Restate the entries word for word, omitting nothing.

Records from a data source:
▬▬▬▬▬▬

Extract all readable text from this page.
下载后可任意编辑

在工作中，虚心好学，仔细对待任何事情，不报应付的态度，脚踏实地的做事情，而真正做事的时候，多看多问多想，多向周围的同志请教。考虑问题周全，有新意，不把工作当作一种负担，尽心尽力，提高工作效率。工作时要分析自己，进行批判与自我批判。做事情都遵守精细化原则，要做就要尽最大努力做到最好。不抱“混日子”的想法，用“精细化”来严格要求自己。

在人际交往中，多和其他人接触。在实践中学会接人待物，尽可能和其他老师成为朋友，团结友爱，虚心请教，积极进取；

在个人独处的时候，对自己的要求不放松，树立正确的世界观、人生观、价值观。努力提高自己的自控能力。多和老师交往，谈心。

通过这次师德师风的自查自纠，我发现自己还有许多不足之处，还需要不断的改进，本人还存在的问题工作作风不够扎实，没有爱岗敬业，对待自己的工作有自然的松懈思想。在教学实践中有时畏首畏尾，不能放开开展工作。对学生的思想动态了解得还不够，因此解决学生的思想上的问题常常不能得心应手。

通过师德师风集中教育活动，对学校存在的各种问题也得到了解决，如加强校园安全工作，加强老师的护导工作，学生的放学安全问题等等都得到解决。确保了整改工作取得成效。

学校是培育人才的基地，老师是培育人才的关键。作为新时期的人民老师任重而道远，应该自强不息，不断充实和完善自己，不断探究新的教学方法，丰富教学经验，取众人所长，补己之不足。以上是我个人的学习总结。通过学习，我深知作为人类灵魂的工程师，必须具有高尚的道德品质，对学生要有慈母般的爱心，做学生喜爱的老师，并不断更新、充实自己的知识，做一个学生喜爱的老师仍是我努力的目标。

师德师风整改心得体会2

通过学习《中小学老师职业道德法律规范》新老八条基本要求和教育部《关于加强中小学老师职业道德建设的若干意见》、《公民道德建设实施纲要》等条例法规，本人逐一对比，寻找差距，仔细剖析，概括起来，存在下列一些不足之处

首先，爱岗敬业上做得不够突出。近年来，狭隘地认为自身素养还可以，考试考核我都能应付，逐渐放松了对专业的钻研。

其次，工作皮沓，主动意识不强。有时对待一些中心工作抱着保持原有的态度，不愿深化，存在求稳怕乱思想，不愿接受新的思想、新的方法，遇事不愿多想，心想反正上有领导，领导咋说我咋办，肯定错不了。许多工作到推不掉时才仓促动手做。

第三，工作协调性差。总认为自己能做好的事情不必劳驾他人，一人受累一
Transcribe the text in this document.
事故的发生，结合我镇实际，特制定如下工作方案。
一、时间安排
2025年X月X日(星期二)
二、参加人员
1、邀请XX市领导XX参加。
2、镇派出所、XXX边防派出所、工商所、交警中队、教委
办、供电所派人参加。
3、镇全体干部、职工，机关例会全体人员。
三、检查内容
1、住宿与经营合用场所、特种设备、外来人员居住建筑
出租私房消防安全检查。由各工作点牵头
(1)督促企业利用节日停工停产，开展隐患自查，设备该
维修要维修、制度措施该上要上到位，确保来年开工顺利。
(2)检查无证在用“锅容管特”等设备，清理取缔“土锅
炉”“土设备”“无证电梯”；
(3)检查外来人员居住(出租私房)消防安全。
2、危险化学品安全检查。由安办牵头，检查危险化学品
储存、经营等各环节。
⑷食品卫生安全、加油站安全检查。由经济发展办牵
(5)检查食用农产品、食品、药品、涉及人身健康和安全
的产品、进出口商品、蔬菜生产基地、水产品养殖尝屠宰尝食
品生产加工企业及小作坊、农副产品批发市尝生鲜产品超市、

▬▬▬▬▬▬

OUTPUT FOR THIS EXERCISE -
Extract all readable text from this page.
下载后可任意编辑

在工作中，虚心好学，仔细对待任何事情，不报应付的态度，脚踏实地的做事情，而真正做事的时候，多看多问多想，多向周围的同志请教。考虑问题周全，有新意，不把工作当作一种负担，尽心尽力，提高工作效率。工作时要分析自己，进行批判与自我批判。做事情都遵守精细化原则，要做就要尽最大努力做到最好。不抱“混日子”的想法，用“精细化”来严格要求自己。

在人际交往中，多和其他人接触。在实践中学会接人待物，尽可能和其他老师成为朋友，团结友爱，虚心请教，积极进取；

在个人独处的时候，对自己的要求不放松，树立正确的世界观、人生观、价值观。努力提高自己的自控能力。多和老师交往，谈心。

通过这次师德师风的自查自纠，我发现自己还有许多不足之处，还需要不断的改进，本人还存在的问题工作作风不够扎实，没有爱岗敬业，对待自己的工作有自然的松懈思想。在教学实践中有时畏首畏尾，不能放开开展工作。对学生的思想动态了解得还不够，因此解决学生的思想上的问题常常不能得心应手。

通过师德师风集中教育活动，对学校存在的各种问题也得到了解决，如加强校园安全工作，加强老师的护导工作，学生的放学安全问题等等都得到解决。确保了整改工作取得成效。

学校是培育人才的基地，老师是培育人才的关键。作为新时期的人民老师任重而道远，应该自强不息，不断充实和完善自己，不断探究新的教学方法，丰富教学经验，取众人所长，补己之不足。以上是我个人的学习总结。通过学习，我深知作为人类灵魂的工程师，必须具有高尚的道德品质，对学生要有慈母般的爱心，做学生喜爱的老师，并不断更新、充实自己的知识，做一个学生喜爱的老师仍是我努力的目标。

师德师风整改心得体会2

通过学习《中小学老师职业道德法律规范》新老八条基本要求和教育部《关于加强中小学老师职业道德建设的若干意见》、《公民道德建设实施纲要》等条例法规，本人逐一对比，寻找差距，仔细剖析，概括起来，存在下列一些不足之处

首先，爱岗敬业上做得不够突出。近年来，狭隘地认为自身素养还可以，考试考核我都能应付，逐渐放松了对专业的钻研。

其次，工作皮沓，主动意识不强。有时对待一些中心工作抱着保持原有的态度，不愿深化，存在求稳怕乱思想，不愿接受新的思想、新的方法，遇事不愿多想，心想反正上有领导，领导咋说我咋办，肯定错不了。许多工作到推不掉时才仓促动手做。

第三，工作协调性差。总认为自己能做好的事情不必劳驾他人，一人受累一
Transcribe the text in this document.
事故的发生，结合我镇实际，特制定如下工作方案。
一、时间安排
2025年X月X日(星期二)
二、参加人员
1、邀请XX市领导XX参加。
2、镇派出所、XXX边防派出所、工商所、交警中队、教委
办、供电所派人参加。
3、镇全体干部、职工，机关例会全体人员。
三、检查内容
1、住宿与经营合用场所、特种设备、外来人员居住建筑
出租私房消防安全检查。由各工作点牵头
(1)督促企业利用节日停工停产，开展隐患自查，设备该
维修要维修、制度措施该上要上到位，确保来年开工顺利。
(2)检查无证在用“锅容管特”等设备，清理取缔“土锅
炉”“土设备”“无证电梯”；
(3)检查外来人员居住(出租私房)消防安全。
2、危险化学品安全检查。由安办牵头，检查危险化学品
储存、经营等各环节。
⑷食品卫生安全、加油站安全检查。由经济发展办牵
(5)检查食用农产品、食品、药品、涉及人身健康和安全
的产品、进出口商品、蔬菜生产基地、水产品养殖尝屠宰尝食
品生产加工企业及小作坊、农副产品批发市尝生鲜产品超市、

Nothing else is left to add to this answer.